Every line below that contains "this" is to be copied.

Dataset items »
-*-*-

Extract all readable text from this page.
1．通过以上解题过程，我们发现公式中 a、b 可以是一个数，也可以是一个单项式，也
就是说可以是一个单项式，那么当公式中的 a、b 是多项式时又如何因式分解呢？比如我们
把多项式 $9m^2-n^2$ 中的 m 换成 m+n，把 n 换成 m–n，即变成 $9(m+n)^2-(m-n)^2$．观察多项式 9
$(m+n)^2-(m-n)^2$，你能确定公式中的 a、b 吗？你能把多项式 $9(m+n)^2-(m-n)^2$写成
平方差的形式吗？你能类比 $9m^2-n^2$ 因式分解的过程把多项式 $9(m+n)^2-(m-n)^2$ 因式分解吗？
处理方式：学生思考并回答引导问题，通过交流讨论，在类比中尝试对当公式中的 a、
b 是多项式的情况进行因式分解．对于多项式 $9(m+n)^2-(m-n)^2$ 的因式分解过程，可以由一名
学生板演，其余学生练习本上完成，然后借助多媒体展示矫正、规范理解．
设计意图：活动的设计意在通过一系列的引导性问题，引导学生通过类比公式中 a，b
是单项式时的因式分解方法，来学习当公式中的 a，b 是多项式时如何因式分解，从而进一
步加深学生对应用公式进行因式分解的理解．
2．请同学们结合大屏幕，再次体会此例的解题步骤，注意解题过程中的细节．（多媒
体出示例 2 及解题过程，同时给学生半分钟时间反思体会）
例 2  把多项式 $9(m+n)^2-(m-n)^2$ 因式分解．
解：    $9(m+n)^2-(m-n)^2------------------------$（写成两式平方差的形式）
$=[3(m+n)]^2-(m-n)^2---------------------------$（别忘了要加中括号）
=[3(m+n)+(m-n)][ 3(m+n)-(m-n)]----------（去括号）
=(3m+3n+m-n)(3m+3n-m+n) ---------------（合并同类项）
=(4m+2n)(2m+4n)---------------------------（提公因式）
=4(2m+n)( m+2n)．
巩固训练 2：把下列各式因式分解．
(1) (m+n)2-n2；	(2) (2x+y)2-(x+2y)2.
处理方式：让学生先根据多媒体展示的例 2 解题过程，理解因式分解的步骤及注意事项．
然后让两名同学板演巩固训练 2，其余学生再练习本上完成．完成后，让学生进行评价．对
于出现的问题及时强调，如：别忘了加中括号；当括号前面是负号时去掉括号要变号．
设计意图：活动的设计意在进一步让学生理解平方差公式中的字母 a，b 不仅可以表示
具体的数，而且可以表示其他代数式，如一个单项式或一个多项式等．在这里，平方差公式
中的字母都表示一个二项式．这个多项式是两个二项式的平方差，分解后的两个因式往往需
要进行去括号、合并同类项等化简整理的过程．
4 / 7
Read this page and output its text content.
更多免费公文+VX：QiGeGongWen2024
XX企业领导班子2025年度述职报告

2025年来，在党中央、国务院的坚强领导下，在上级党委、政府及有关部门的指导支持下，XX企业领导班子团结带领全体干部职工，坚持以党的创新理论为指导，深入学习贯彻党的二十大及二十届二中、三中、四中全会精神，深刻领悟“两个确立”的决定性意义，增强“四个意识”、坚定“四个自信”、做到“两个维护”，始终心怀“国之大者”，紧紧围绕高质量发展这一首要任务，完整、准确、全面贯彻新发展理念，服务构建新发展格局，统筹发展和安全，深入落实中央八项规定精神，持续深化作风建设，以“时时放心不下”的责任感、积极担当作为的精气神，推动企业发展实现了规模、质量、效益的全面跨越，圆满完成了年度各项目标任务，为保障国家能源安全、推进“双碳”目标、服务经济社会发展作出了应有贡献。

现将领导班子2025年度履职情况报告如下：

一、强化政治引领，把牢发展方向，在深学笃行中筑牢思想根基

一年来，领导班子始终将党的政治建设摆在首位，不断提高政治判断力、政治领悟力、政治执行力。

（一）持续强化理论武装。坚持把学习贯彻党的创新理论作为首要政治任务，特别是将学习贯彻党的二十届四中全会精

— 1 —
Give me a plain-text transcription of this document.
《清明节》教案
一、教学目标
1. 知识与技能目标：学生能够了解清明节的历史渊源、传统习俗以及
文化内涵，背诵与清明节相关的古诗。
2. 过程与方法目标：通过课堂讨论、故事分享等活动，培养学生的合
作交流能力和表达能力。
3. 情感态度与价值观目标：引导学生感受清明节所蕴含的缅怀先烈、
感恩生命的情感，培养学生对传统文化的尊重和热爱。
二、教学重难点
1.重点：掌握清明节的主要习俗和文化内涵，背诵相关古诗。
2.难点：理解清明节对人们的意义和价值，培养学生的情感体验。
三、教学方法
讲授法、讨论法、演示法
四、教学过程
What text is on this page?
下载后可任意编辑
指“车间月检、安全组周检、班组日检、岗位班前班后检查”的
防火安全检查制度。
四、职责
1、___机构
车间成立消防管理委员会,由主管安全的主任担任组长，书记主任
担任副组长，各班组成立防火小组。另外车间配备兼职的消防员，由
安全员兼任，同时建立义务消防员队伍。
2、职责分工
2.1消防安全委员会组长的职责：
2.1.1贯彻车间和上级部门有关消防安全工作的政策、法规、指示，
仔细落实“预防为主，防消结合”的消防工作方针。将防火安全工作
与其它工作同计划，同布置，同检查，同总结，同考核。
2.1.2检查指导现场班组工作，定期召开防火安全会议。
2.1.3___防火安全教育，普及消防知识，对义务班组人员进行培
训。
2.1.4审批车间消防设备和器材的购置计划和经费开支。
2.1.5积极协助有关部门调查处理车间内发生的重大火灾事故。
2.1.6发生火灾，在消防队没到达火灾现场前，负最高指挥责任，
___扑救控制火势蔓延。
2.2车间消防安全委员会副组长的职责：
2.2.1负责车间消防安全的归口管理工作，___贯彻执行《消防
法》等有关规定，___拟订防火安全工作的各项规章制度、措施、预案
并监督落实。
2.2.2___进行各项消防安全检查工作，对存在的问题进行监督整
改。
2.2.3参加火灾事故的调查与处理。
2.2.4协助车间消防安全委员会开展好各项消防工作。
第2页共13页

-*-*-

RIGHT ANSWER »
Extract all readable text from this page.
Read this page and output its text content.
Give me a plain-text transcription of this document.
What text is on this page?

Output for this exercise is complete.